Figure contents as structured data:

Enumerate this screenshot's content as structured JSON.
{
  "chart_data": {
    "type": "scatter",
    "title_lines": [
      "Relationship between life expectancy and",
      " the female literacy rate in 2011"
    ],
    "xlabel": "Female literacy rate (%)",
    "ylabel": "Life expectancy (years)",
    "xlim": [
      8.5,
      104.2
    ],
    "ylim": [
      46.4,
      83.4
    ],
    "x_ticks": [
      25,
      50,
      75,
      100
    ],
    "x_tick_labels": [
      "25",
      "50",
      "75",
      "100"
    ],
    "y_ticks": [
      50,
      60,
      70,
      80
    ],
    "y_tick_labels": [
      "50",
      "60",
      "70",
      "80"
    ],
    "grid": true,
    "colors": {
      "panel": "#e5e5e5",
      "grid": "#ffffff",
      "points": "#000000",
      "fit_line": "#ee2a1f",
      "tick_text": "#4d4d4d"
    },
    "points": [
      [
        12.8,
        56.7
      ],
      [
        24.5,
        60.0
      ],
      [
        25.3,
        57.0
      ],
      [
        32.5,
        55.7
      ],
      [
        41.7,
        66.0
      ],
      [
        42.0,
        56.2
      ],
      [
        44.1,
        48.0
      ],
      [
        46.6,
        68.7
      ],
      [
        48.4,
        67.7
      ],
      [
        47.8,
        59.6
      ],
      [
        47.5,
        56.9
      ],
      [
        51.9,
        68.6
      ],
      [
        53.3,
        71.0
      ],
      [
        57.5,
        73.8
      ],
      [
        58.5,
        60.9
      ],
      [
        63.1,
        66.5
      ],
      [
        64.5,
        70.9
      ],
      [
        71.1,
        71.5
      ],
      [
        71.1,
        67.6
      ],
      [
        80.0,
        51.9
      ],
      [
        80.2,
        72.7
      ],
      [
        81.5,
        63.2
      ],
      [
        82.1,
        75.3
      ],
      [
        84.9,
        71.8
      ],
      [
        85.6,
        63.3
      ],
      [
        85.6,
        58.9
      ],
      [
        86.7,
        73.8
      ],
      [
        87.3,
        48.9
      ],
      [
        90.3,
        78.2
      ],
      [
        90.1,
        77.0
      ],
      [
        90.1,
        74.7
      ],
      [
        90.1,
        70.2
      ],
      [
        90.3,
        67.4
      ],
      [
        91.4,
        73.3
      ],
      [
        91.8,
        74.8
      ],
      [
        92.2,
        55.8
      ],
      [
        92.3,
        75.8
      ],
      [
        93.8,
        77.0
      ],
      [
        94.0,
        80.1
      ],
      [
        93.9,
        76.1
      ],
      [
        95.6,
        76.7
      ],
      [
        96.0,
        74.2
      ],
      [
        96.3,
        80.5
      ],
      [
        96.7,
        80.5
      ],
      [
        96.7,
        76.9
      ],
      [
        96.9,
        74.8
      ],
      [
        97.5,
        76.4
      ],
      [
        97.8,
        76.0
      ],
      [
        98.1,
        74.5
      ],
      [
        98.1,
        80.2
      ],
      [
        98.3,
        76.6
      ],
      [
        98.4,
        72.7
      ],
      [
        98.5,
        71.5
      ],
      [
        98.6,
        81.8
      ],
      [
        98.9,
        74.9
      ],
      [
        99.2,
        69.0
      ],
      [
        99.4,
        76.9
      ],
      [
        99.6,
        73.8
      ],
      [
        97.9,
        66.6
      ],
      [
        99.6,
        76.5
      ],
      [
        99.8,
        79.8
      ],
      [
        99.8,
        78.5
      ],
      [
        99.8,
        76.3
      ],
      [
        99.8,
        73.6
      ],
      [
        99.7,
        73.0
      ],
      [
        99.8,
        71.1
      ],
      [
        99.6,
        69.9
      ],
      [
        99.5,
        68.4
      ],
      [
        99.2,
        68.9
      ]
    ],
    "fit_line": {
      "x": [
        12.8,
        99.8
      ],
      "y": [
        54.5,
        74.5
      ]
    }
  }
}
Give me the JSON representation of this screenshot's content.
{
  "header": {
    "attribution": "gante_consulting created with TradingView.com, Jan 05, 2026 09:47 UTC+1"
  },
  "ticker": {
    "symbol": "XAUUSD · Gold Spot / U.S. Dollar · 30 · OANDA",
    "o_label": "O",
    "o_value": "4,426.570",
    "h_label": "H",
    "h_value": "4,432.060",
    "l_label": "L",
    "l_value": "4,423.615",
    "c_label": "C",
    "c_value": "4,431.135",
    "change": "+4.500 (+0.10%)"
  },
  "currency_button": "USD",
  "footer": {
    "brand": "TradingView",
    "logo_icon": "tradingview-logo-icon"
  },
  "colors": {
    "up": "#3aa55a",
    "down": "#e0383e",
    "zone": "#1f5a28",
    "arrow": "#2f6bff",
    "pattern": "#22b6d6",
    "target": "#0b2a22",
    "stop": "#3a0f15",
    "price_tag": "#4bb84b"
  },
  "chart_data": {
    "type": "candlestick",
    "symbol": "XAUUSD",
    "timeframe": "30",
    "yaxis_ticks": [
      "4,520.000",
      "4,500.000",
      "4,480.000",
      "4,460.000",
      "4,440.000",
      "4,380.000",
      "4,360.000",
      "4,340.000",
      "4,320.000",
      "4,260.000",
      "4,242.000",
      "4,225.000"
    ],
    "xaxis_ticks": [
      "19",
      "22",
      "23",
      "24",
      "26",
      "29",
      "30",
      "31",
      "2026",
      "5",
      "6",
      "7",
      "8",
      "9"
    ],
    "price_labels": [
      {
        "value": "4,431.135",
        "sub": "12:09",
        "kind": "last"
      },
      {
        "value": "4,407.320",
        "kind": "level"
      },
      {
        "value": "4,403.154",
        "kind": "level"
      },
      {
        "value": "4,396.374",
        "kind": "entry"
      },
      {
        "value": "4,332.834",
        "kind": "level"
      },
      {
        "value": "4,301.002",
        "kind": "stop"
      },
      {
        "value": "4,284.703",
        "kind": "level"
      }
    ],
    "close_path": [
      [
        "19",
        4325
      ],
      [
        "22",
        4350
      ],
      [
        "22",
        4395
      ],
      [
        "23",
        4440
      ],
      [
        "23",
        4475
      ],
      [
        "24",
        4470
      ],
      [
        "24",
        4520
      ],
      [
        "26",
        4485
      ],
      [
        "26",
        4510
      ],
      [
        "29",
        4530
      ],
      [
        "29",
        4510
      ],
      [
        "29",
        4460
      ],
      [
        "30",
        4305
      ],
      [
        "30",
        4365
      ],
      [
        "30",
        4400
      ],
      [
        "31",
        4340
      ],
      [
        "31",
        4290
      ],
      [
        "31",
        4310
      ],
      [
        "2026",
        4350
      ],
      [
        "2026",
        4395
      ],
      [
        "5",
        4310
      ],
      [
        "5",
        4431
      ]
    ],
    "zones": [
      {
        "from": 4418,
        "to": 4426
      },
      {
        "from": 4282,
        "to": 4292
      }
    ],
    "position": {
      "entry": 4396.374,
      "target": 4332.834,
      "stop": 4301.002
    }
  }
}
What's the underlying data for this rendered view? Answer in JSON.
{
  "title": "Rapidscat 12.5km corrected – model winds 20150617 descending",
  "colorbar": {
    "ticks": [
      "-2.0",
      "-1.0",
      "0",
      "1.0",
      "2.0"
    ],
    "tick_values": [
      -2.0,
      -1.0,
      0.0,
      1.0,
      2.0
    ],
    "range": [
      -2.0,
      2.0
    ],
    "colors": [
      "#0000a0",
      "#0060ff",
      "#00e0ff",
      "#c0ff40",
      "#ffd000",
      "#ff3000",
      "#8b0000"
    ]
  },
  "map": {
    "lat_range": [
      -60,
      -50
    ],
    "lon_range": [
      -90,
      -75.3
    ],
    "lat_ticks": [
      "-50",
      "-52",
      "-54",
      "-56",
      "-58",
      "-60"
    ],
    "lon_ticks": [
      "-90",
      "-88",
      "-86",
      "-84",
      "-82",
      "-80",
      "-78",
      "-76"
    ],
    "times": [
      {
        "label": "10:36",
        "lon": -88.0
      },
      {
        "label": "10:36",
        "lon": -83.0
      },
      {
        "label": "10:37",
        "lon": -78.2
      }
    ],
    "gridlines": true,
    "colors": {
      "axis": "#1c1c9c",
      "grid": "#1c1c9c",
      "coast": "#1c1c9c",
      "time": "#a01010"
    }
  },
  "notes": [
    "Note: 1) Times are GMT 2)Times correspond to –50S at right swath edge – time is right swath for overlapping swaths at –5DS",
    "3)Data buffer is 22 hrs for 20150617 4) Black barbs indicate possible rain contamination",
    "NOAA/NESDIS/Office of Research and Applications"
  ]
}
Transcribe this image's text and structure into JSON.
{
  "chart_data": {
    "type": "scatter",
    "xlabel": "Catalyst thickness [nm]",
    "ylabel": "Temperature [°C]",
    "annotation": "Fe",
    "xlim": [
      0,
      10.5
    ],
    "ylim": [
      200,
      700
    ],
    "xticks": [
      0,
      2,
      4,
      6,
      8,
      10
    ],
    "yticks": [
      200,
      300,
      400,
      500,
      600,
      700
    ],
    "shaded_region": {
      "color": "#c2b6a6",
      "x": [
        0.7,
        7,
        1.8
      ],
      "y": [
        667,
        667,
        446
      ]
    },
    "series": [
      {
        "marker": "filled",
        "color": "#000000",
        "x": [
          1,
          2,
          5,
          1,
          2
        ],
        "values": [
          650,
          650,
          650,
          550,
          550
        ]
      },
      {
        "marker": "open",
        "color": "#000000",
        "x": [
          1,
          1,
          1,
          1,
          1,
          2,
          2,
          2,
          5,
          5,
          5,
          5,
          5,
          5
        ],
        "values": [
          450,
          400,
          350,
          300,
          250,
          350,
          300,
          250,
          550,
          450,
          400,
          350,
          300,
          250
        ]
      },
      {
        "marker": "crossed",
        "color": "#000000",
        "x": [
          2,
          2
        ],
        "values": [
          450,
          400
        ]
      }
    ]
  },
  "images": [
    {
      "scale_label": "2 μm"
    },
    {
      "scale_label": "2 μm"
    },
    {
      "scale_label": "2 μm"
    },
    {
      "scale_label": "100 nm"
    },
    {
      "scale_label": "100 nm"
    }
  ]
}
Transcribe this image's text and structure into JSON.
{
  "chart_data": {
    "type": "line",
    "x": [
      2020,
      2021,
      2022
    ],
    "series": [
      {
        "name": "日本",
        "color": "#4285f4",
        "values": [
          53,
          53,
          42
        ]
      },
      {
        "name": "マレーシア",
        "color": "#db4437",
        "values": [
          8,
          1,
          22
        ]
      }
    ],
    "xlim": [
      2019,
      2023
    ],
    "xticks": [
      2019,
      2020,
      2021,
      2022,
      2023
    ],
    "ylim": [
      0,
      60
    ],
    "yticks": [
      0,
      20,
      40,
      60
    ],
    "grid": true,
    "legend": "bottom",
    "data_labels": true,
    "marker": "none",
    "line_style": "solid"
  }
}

◆ Given problem ◆
Copy every line from the entries that contains the word "marker".

◆ Correct answer ◆
        "marker": "filled",
        "marker": "open",
        "marker": "crossed",
    "marker": "none",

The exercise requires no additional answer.